* _Your goal_
Output the rows from the line with "list every element" to the line with "conclusion-item-1 [117, 182, 776, 250]" as a two-column CSV with the headers input and output. Each entry gets one line, with its text under input and its answer under output, each in one quoted field with line breaks turned into spaces, and the picture omitted.

* _Available records_
******
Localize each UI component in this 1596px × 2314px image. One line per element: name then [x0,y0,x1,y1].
******
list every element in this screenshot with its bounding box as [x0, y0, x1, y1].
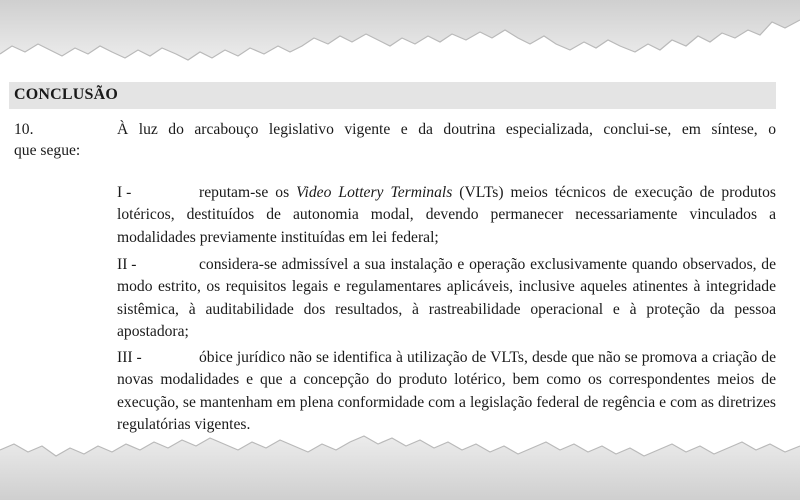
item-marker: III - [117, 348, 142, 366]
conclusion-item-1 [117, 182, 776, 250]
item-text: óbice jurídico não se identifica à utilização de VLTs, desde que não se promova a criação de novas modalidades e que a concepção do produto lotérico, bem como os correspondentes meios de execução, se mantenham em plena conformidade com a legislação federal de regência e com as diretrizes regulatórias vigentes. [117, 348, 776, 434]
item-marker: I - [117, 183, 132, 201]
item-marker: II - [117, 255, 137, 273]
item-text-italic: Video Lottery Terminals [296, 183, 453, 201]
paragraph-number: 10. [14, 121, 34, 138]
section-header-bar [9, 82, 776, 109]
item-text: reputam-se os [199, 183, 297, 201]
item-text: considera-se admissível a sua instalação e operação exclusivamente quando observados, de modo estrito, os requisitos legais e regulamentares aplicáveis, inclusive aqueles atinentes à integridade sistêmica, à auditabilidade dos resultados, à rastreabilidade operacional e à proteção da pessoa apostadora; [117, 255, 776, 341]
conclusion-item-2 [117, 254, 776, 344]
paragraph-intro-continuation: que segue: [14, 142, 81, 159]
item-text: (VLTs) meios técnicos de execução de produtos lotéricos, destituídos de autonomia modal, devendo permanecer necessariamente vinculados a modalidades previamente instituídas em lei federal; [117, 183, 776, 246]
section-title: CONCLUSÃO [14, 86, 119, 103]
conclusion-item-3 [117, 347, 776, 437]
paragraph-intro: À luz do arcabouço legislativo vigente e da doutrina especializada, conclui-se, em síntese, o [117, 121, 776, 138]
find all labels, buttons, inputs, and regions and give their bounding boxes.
******
* _Task solution_
input,output
"list every element in this screenshot with its bounding box as [x0, y0, x1, y1].","item-marker: III - [117, 348, 142, 366] conclusion-item-1 [117, 182, 776, 250]"